▸ REQUIREMENT
Reproduce the material below word for word, from its first line through the line containing "- Text: Swedes: Swedes: [619, 854, 678, 868]", including both of those lines.

▸ SUPPLIED MATERIAL
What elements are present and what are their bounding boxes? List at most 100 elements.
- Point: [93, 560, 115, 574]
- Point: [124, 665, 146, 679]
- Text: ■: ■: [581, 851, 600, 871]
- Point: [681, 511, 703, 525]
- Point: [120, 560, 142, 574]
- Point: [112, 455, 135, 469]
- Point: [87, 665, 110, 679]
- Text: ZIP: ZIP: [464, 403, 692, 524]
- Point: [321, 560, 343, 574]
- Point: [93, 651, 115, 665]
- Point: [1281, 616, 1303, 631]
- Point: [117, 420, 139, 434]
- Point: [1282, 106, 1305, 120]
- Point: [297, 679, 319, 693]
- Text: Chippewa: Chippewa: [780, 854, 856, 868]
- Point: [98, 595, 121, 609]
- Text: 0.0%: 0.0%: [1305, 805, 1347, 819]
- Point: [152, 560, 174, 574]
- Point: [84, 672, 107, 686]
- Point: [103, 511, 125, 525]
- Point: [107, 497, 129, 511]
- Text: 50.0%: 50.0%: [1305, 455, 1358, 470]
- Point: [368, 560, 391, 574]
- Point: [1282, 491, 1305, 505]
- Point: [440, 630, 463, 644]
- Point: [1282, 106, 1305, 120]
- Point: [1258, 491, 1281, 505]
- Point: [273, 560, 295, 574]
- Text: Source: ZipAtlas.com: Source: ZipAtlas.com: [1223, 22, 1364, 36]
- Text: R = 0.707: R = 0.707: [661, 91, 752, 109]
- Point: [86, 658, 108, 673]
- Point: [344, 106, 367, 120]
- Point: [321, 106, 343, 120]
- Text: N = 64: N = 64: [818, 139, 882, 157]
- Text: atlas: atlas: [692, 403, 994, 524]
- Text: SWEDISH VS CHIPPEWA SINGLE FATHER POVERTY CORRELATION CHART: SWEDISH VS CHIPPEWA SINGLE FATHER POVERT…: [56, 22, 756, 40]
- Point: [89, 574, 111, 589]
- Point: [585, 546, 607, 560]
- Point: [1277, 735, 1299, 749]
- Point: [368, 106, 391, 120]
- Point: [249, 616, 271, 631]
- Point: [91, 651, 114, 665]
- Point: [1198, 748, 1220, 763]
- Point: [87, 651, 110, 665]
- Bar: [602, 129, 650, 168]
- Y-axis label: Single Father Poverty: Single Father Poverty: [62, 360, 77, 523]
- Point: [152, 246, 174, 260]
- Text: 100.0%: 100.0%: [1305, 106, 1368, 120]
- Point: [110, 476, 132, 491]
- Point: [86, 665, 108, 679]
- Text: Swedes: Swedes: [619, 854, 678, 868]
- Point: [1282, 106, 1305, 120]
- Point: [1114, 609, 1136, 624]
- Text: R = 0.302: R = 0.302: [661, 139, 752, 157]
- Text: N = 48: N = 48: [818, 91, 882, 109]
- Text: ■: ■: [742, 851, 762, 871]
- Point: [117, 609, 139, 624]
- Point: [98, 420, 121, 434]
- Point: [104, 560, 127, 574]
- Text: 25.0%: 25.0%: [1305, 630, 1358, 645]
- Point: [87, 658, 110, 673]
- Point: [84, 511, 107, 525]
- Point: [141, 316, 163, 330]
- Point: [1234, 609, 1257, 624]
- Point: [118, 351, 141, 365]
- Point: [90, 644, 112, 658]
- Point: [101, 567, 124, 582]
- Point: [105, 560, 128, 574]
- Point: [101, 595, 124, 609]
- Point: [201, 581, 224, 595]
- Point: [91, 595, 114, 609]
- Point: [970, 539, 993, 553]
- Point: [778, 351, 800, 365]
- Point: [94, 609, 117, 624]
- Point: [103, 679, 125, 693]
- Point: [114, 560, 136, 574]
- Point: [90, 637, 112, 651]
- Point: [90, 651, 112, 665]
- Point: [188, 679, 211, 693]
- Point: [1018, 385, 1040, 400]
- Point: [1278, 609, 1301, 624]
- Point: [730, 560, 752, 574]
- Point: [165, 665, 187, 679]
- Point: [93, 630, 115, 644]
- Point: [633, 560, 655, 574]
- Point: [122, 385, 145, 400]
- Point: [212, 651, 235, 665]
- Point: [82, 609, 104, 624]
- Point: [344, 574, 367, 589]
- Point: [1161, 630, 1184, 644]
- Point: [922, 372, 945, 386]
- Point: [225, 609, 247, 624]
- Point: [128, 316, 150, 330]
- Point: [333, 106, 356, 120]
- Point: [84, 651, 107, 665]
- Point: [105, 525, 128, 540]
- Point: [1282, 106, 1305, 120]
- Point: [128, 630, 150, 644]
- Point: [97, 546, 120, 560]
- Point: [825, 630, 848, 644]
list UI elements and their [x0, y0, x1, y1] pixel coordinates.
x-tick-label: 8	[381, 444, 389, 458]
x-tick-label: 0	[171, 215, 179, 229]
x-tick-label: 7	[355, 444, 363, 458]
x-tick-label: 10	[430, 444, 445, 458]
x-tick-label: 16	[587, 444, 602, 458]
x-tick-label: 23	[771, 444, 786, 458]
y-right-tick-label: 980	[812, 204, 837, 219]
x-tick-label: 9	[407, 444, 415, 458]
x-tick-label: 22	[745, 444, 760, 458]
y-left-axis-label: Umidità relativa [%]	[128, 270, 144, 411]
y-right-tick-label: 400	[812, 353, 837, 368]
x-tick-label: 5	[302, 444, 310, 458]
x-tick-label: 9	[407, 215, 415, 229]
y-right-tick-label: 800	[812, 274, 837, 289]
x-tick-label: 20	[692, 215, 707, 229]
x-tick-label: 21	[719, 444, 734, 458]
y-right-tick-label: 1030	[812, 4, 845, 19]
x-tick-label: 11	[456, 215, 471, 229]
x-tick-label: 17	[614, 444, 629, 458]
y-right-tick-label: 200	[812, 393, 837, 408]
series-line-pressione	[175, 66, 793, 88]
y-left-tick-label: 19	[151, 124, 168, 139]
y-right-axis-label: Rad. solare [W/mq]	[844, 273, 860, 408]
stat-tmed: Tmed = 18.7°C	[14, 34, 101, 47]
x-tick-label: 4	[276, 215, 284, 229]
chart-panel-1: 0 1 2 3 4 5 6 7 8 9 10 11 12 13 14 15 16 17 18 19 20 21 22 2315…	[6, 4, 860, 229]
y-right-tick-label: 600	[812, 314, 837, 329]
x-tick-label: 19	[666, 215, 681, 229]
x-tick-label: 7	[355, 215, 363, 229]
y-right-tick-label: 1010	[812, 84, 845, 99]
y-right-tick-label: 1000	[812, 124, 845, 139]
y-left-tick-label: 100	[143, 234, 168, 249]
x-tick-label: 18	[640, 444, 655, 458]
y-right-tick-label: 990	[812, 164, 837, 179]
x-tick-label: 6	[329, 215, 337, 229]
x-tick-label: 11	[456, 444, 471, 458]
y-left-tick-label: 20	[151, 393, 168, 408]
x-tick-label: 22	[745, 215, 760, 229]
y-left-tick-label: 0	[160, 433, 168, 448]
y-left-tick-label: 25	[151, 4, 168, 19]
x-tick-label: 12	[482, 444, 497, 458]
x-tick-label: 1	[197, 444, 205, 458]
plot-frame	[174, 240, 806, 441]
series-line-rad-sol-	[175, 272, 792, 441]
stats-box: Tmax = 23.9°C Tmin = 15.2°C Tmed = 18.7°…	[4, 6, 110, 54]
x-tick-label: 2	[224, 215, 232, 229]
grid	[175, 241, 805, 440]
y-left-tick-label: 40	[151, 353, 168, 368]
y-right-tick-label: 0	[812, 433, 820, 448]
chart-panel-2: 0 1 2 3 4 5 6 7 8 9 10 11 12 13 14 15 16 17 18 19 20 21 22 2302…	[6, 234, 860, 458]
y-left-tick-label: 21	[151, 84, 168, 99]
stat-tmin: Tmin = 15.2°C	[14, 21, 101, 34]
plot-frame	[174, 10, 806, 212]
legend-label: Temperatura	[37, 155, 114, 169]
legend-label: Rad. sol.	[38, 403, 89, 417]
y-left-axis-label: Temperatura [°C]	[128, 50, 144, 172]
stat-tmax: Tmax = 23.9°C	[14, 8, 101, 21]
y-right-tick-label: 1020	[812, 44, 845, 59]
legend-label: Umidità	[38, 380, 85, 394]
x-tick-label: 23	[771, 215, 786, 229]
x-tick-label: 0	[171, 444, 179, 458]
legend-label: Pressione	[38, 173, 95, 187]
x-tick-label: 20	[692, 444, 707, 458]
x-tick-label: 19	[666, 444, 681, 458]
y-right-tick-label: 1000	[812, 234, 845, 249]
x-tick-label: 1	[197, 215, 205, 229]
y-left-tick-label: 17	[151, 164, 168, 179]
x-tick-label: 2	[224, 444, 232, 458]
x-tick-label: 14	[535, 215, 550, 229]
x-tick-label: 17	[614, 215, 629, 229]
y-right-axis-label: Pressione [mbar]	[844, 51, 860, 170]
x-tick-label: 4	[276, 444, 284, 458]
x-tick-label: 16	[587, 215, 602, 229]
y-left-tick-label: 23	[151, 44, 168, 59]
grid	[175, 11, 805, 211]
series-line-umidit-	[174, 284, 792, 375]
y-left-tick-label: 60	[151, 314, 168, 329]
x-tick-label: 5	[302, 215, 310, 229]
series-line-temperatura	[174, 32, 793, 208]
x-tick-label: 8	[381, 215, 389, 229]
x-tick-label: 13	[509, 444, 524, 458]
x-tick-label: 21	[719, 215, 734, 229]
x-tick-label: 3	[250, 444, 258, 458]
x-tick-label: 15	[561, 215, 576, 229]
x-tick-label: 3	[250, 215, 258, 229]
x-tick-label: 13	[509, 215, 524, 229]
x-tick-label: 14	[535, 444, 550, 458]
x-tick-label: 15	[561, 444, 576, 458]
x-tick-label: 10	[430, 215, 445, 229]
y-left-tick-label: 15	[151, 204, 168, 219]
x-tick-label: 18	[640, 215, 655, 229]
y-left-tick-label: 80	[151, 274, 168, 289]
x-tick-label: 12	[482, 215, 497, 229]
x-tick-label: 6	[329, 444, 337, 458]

▸ TASK ANSWER
What elements are present and what are their bounding boxes? List at most 100 elements.
- Point: [93, 560, 115, 574]
- Point: [124, 665, 146, 679]
- Text: ■: ■: [581, 851, 600, 871]
- Point: [681, 511, 703, 525]
- Point: [120, 560, 142, 574]
- Point: [112, 455, 135, 469]
- Point: [87, 665, 110, 679]
- Text: ZIP: ZIP: [464, 403, 692, 524]
- Point: [321, 560, 343, 574]
- Point: [93, 651, 115, 665]
- Point: [1281, 616, 1303, 631]
- Point: [117, 420, 139, 434]
- Point: [1282, 106, 1305, 120]
- Point: [297, 679, 319, 693]
- Text: Chippewa: Chippewa: [780, 854, 856, 868]
- Point: [98, 595, 121, 609]
- Text: 0.0%: 0.0%: [1305, 805, 1347, 819]
- Point: [152, 560, 174, 574]
- Point: [84, 672, 107, 686]
- Point: [103, 511, 125, 525]
- Point: [107, 497, 129, 511]
- Text: 50.0%: 50.0%: [1305, 455, 1358, 470]
- Point: [368, 560, 391, 574]
- Point: [1282, 491, 1305, 505]
- Point: [440, 630, 463, 644]
- Point: [1282, 106, 1305, 120]
- Point: [1258, 491, 1281, 505]
- Point: [273, 560, 295, 574]
- Text: Source: ZipAtlas.com: Source: ZipAtlas.com: [1223, 22, 1364, 36]
- Text: R = 0.707: R = 0.707: [661, 91, 752, 109]
- Point: [86, 658, 108, 673]
- Point: [344, 106, 367, 120]
- Point: [321, 106, 343, 120]
- Text: N = 64: N = 64: [818, 139, 882, 157]
- Text: atlas: atlas: [692, 403, 994, 524]
- Text: SWEDISH VS CHIPPEWA SINGLE FATHER POVERTY CORRELATION CHART: SWEDISH VS CHIPPEWA SINGLE FATHER POVERT…: [56, 22, 756, 40]
- Point: [89, 574, 111, 589]
- Point: [585, 546, 607, 560]
- Point: [1277, 735, 1299, 749]
- Point: [368, 106, 391, 120]
- Point: [249, 616, 271, 631]
- Point: [91, 651, 114, 665]
- Point: [1198, 748, 1220, 763]
- Point: [87, 651, 110, 665]
- Bar: [602, 129, 650, 168]
- Y-axis label: Single Father Poverty: Single Father Poverty: [62, 360, 77, 523]
- Point: [152, 246, 174, 260]
- Text: 100.0%: 100.0%: [1305, 106, 1368, 120]
- Point: [110, 476, 132, 491]
- Point: [86, 665, 108, 679]
- Text: Swedes: Swedes: [619, 854, 678, 868]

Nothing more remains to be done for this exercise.